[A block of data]

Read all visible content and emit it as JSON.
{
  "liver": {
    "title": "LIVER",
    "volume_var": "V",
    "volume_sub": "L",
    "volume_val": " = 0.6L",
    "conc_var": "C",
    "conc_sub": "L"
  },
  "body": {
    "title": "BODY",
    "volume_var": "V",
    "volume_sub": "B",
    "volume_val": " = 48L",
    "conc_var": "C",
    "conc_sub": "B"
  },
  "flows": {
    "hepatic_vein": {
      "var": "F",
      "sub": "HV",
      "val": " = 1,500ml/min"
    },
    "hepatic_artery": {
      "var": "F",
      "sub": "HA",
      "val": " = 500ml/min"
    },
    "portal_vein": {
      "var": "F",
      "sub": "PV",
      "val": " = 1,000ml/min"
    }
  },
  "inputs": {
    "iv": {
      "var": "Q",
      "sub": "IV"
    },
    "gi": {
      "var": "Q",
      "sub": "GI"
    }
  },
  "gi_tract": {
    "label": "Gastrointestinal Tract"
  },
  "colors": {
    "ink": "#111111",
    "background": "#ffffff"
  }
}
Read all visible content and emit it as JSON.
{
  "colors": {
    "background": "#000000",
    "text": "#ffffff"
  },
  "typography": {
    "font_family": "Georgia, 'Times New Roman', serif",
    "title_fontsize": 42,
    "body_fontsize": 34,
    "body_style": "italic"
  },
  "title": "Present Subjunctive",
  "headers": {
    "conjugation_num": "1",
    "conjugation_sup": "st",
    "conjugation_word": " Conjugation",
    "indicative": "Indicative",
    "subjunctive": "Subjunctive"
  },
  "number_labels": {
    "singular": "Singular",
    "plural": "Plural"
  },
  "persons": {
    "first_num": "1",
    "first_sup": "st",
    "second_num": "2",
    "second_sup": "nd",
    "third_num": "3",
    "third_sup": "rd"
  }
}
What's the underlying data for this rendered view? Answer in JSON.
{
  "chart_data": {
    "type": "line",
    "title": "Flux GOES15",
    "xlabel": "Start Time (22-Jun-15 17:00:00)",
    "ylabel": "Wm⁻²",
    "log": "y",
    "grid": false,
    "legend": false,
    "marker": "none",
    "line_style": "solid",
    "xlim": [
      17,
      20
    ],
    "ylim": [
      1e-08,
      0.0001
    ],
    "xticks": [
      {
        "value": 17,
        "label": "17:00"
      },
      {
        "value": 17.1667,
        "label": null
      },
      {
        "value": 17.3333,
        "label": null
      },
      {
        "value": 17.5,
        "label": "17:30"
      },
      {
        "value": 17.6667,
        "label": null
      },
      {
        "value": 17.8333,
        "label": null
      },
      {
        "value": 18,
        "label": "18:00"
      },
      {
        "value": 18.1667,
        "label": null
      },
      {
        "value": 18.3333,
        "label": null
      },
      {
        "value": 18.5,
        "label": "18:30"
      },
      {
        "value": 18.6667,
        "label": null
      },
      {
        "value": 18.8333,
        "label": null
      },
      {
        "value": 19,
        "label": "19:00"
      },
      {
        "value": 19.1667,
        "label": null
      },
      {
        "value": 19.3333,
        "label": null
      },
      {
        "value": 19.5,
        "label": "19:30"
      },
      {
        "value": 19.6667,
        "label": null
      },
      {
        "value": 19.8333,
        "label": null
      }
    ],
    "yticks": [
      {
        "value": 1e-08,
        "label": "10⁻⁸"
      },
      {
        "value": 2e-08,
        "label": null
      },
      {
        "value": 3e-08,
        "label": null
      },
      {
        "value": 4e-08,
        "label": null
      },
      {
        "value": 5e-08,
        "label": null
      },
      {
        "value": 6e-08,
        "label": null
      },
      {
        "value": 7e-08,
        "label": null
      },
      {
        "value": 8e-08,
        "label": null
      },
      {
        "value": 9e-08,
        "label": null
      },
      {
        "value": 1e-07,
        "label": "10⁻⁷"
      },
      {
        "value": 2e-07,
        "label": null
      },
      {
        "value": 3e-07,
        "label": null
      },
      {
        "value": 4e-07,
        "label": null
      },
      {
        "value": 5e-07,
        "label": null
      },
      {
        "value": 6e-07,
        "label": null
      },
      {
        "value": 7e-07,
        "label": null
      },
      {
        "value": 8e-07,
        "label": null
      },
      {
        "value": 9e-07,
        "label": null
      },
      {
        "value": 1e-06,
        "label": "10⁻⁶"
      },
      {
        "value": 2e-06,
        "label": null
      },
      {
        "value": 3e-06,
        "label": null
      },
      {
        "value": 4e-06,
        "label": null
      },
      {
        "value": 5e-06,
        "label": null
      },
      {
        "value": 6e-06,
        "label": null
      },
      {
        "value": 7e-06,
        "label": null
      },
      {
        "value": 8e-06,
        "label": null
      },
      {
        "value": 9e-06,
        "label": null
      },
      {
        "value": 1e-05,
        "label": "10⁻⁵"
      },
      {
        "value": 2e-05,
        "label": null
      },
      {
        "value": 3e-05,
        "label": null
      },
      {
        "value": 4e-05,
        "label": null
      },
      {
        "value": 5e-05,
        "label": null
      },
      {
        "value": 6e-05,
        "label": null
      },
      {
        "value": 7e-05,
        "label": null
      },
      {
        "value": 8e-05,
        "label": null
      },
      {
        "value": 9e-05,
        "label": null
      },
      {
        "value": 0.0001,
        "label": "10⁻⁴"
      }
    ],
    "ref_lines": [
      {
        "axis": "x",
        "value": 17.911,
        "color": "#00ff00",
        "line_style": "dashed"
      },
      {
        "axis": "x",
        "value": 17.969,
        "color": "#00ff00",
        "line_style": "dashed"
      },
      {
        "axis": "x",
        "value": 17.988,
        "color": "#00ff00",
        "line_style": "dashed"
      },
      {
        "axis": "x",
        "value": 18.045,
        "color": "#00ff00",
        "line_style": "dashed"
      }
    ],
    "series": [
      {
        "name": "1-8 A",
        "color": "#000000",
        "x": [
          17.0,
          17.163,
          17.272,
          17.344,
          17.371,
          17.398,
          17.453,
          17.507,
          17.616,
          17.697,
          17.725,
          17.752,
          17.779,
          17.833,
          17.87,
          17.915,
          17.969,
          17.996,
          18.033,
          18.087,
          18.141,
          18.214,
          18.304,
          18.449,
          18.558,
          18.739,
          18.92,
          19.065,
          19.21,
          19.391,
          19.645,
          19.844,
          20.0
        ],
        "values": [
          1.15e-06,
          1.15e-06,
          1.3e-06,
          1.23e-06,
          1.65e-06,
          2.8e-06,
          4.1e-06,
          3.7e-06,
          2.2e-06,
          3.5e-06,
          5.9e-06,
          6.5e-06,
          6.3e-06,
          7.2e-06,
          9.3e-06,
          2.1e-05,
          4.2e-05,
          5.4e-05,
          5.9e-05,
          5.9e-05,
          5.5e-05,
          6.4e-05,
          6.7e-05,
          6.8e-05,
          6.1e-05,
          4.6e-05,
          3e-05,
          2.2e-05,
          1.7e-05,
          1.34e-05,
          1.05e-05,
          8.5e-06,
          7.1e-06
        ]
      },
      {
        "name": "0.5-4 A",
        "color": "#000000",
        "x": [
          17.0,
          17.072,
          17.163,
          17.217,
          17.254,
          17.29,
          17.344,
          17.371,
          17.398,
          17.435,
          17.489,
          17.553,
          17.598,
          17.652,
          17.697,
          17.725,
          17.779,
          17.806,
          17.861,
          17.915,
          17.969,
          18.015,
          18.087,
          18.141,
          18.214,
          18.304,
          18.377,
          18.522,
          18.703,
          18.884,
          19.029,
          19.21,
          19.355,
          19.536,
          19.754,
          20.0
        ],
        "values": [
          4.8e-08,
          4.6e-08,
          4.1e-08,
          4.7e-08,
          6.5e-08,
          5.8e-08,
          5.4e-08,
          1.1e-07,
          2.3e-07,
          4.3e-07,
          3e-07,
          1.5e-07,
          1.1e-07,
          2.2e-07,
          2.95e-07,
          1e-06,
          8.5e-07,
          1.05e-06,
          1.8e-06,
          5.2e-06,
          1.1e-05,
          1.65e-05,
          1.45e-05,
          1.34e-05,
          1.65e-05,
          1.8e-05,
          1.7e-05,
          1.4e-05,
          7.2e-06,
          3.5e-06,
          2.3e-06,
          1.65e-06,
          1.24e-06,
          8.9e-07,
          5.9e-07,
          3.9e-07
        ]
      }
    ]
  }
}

_Given problem_
Each line above that includes "background" should be shown.

_Written answer_
    "background": "#ffffff"
    "background": "#000000",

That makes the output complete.